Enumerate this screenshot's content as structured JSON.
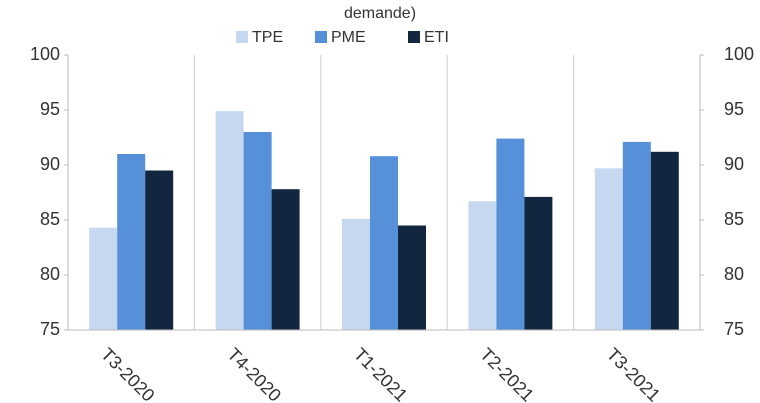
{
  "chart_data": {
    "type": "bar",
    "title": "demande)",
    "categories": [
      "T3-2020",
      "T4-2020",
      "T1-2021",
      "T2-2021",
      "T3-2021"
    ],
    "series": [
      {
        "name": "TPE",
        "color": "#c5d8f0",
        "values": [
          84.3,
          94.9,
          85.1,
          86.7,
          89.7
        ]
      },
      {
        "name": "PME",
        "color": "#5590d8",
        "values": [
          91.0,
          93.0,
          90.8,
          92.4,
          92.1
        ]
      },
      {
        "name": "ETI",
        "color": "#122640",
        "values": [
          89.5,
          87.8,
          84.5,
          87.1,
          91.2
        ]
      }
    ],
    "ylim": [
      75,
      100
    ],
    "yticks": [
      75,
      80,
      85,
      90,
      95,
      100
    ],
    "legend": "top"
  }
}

-------------------------

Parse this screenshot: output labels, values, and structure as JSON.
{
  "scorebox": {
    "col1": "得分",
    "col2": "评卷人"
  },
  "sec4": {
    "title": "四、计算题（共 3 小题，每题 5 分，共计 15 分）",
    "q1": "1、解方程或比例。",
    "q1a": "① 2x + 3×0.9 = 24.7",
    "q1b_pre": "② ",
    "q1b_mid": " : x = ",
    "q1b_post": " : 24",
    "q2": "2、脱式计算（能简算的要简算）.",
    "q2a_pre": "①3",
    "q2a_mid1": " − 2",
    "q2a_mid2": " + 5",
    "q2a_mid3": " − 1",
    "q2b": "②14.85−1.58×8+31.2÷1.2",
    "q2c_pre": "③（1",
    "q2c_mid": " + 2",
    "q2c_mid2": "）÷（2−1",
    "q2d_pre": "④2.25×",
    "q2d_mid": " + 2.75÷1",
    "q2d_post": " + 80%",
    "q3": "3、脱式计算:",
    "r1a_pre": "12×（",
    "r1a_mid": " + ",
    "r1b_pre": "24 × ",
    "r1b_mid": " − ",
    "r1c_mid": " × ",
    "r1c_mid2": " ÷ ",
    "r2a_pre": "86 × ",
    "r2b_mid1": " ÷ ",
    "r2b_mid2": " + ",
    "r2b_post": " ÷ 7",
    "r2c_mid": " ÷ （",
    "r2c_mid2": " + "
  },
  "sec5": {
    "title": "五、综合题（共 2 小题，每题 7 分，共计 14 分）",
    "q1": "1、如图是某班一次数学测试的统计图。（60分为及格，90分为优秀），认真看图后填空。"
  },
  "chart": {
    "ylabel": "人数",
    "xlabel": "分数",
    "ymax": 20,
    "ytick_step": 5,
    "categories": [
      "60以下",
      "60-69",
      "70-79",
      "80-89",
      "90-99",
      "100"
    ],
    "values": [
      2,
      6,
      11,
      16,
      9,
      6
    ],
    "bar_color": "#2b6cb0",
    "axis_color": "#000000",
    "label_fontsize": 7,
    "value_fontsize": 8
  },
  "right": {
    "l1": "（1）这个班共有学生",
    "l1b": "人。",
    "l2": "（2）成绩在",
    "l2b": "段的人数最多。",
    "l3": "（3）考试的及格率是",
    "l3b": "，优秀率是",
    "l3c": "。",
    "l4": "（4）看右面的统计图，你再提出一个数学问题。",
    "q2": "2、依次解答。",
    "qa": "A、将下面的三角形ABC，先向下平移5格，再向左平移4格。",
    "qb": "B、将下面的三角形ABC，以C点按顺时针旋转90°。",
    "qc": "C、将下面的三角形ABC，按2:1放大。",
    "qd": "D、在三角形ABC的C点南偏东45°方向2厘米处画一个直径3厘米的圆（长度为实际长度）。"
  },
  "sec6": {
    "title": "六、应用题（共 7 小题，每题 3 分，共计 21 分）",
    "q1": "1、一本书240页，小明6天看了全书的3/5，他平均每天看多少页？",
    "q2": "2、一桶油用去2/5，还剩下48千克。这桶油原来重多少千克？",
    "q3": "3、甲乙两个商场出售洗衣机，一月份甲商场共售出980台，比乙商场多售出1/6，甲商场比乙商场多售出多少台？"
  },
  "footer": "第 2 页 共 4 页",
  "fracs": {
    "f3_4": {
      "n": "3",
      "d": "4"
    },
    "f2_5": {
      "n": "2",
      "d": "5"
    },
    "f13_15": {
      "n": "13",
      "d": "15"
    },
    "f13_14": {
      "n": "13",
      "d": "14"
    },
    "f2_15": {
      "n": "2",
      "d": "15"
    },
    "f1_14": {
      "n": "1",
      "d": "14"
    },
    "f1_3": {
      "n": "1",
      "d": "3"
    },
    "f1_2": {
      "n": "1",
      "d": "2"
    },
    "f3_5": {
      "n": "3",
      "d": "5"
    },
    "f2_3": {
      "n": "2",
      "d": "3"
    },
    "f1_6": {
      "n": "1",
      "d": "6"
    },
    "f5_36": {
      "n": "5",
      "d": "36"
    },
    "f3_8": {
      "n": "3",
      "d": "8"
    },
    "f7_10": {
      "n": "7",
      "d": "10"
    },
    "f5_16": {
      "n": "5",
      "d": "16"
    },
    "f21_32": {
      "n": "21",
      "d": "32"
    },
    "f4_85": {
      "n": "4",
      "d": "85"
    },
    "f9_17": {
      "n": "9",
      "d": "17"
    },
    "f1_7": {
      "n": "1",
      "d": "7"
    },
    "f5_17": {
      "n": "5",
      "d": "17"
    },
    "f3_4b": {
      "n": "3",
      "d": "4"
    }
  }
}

-------------------------

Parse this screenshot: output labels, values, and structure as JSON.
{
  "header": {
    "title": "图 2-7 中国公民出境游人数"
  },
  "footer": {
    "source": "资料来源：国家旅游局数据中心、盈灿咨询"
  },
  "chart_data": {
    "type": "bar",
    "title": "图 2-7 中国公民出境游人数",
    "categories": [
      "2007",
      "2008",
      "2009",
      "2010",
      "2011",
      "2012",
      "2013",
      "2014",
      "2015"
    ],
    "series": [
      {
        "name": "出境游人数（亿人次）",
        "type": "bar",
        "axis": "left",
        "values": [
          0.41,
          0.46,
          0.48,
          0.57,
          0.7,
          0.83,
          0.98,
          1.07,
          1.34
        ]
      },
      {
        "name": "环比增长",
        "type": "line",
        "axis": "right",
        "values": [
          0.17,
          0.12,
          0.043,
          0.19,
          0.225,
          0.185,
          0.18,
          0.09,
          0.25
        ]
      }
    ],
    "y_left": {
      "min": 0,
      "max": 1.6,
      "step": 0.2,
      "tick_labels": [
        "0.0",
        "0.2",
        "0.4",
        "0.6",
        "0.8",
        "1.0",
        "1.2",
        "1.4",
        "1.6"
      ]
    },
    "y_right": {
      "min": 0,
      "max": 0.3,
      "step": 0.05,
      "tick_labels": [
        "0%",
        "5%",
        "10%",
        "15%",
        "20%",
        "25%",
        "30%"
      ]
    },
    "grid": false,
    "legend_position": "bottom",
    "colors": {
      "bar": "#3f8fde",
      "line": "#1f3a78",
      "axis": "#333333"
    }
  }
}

-------------------------

Task >> Copy down every line of the entries containing the word "将下面的三角形ABC".

Exercise output >>
    "qa": "A、将下面的三角形ABC，先向下平移5格，再向左平移4格。",
    "qb": "B、将下面的三角形ABC，以C点按顺时针旋转90°。",
    "qc": "C、将下面的三角形ABC，按2:1放大。",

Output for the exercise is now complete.